▶ [Задание 1]:
Ответьте по тексту про NLTK:
(a) Какие три пакета загружаются через nltk.download?
(b) Какое предложение разбивается на токены?
(c) Какой функцией текст разбирается по частям речи?
▶ [Задание 2]:
Повторите без изменений участок записей от самого их начала до строки с «poet-heading: Ο ΠΟΙΗΤΗΣ» включительно.

▶ [Исходный текст]:

### NLTK

In [1]:
## Импорт библиотеки, загрузка моделей и словаря wordnet
import nltk
nltk.download('punkt')
nltk.download('averaged_perceptron_tagger')
nltk.download('wordnet')

[nltk_data] Downloading package punkt to
[nltk_data]     C:\Users\velic\AppData\Roaming\nltk_data...
[nltk_data]   Package punkt is already up-to-date!
[nltk_data] Downloading package averaged_perceptron_tagger to
[nltk_data]     C:\Users\velic\AppData\Roaming\nltk_data...
[nltk_data]   Package averaged_perceptron_tagger is already up-to-
[nltk_data]       date!
[nltk_data] Downloading package wordnet to
[nltk_data]     C:\Users\velic\AppData\Roaming\nltk_data...
[nltk_data]   Package wordnet is already up-to-date!


True

In [2]:
# Токенизация текста
text = 'The way to get started is to quit talking and begin doing'
tokenized = nltk.word_tokenize(text)
tokenized


['The',
 'way',
 'to',
 'get',
 'started',
 'is',
 'to',
 'quit',
 'talking',
 'and',
 'begin',
 'doing']

In [3]:
# разбор по частям речи
tagged = nltk.pos_tag(tokenized)

▶ [Записи]:
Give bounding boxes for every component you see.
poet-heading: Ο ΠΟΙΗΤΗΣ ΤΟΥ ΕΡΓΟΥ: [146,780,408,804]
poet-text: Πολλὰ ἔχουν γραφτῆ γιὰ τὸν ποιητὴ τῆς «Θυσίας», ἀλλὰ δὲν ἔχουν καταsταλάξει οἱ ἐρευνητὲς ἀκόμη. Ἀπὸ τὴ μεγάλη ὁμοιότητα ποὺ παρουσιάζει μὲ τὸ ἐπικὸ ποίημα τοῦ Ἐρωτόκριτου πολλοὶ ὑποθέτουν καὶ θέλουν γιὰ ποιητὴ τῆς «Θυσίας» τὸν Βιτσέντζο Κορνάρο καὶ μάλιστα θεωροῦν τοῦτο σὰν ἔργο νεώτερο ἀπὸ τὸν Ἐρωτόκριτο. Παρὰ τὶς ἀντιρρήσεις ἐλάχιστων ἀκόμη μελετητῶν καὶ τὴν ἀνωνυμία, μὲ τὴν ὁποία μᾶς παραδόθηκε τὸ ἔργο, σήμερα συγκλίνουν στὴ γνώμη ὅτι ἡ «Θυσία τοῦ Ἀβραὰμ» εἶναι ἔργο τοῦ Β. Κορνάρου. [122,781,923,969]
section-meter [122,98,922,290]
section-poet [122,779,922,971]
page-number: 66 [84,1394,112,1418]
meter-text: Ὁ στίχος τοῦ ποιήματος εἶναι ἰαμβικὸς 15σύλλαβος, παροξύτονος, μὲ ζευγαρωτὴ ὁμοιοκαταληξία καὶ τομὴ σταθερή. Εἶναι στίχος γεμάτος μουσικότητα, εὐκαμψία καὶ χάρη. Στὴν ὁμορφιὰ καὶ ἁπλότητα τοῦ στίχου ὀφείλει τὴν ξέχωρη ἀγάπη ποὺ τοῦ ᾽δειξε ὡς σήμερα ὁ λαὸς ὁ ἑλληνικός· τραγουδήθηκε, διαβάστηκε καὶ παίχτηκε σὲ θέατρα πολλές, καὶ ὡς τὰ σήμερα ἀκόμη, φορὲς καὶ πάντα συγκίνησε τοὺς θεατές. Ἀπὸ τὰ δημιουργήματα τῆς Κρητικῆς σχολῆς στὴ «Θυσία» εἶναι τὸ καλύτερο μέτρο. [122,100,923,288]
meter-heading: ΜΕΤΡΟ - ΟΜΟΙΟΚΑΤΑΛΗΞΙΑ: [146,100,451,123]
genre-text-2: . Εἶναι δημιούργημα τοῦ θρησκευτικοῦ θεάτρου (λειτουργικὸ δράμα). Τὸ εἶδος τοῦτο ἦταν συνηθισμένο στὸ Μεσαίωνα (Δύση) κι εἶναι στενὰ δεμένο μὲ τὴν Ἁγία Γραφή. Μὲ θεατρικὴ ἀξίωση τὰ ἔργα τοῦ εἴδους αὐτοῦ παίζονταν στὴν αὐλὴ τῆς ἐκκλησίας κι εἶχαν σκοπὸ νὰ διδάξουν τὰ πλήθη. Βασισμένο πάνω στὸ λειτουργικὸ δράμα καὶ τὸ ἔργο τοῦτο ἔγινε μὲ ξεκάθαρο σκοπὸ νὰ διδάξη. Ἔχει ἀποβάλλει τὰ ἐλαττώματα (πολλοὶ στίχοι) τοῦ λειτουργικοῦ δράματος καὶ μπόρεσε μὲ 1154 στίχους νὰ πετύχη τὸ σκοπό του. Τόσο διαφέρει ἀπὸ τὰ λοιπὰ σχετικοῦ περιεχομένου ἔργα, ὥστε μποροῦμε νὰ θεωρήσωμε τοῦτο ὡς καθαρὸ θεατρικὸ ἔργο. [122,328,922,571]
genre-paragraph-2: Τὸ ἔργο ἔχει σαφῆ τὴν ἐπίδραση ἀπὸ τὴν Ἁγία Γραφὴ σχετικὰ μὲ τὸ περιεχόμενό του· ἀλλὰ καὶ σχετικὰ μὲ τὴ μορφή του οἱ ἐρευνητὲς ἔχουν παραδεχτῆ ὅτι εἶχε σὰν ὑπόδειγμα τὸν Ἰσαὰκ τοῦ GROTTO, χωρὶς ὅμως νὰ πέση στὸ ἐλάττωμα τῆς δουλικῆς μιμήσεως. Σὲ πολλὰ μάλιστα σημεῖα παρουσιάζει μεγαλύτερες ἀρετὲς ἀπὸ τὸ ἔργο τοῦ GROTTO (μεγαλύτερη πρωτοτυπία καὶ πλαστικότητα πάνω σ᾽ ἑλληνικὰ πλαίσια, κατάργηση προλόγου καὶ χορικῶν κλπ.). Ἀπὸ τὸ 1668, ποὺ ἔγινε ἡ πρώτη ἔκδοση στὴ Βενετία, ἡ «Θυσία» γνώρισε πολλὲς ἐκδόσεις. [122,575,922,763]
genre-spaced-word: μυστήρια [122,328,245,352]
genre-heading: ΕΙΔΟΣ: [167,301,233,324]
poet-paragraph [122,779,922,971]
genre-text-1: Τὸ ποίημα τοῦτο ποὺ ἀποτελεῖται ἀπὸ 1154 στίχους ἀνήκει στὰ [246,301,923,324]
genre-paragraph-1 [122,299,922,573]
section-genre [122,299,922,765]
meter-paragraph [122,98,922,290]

▶ [Полное решение 1]:
(a) punkt, averaged_perceptron_tagger и wordnet.
(b) 'The way to get started is to quit talking and begin doing'.
(c) nltk.pos_tag.

▶ [Полное решение 2]:
Give bounding boxes for every component you see.
poet-heading: Ο ΠΟΙΗΤΗΣ ΤΟΥ ΕΡΓΟΥ: [146,780,408,804]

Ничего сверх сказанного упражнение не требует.